— Start —

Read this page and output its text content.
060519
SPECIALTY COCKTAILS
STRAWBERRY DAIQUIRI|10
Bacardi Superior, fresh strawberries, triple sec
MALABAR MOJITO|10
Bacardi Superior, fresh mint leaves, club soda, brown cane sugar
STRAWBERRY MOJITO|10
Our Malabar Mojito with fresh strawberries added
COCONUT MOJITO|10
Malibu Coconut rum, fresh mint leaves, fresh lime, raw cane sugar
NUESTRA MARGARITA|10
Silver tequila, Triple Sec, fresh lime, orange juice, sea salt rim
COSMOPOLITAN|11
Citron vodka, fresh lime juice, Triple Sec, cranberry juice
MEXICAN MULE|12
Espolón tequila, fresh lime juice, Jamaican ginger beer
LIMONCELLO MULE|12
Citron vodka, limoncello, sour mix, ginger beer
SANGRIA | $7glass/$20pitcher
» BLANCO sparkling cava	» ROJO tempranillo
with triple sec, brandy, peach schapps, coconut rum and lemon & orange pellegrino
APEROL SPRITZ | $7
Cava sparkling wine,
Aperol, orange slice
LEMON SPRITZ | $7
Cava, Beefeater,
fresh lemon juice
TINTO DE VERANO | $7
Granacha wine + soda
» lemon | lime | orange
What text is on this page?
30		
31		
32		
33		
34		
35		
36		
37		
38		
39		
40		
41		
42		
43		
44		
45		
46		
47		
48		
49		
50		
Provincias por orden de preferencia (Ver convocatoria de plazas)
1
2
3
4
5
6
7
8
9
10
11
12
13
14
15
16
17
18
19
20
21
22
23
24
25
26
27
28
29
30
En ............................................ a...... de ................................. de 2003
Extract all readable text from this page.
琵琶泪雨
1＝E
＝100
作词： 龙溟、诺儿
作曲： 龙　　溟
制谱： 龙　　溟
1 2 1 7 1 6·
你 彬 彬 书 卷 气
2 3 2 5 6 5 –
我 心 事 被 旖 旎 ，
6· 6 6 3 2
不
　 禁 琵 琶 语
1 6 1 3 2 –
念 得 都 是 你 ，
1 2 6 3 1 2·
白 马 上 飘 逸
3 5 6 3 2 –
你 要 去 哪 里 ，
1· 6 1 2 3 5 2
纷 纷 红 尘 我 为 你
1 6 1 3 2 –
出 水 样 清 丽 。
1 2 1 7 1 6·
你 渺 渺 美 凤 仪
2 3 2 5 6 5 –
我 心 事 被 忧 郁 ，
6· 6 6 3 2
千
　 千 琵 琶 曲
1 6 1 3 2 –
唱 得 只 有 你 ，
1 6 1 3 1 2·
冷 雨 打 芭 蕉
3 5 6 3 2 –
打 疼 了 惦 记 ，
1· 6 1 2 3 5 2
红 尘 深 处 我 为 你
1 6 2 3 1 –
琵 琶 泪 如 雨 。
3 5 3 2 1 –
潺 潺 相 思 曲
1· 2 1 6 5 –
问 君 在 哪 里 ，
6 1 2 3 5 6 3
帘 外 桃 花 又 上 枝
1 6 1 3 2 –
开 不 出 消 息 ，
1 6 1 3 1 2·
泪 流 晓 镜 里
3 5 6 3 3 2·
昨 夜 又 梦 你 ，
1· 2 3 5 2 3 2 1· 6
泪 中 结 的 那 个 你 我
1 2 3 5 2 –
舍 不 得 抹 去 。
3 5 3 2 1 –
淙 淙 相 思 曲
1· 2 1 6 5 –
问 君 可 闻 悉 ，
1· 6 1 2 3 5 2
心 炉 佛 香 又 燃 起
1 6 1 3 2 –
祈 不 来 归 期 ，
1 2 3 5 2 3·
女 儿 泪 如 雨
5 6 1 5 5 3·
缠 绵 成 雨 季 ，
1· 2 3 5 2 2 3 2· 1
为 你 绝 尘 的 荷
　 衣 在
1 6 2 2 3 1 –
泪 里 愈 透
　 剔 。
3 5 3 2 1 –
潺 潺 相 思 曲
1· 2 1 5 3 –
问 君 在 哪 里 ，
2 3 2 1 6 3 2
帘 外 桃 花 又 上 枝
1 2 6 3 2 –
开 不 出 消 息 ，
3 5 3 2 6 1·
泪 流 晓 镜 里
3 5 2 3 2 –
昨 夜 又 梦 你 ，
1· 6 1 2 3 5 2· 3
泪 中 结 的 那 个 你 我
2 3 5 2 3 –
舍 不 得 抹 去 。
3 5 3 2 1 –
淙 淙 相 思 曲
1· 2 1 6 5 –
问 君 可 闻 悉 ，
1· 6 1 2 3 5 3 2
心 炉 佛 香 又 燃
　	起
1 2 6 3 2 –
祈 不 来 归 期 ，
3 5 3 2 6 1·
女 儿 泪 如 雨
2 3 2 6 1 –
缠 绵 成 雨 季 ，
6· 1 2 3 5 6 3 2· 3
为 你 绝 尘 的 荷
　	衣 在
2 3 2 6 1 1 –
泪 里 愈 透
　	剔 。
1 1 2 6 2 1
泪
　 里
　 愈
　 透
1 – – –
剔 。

— End —

Copy all lines of the material above where the string "soda" occurs.

Completed exercise
Bacardi Superior, fresh mint leaves, club soda, brown cane sugar
Granacha wine + soda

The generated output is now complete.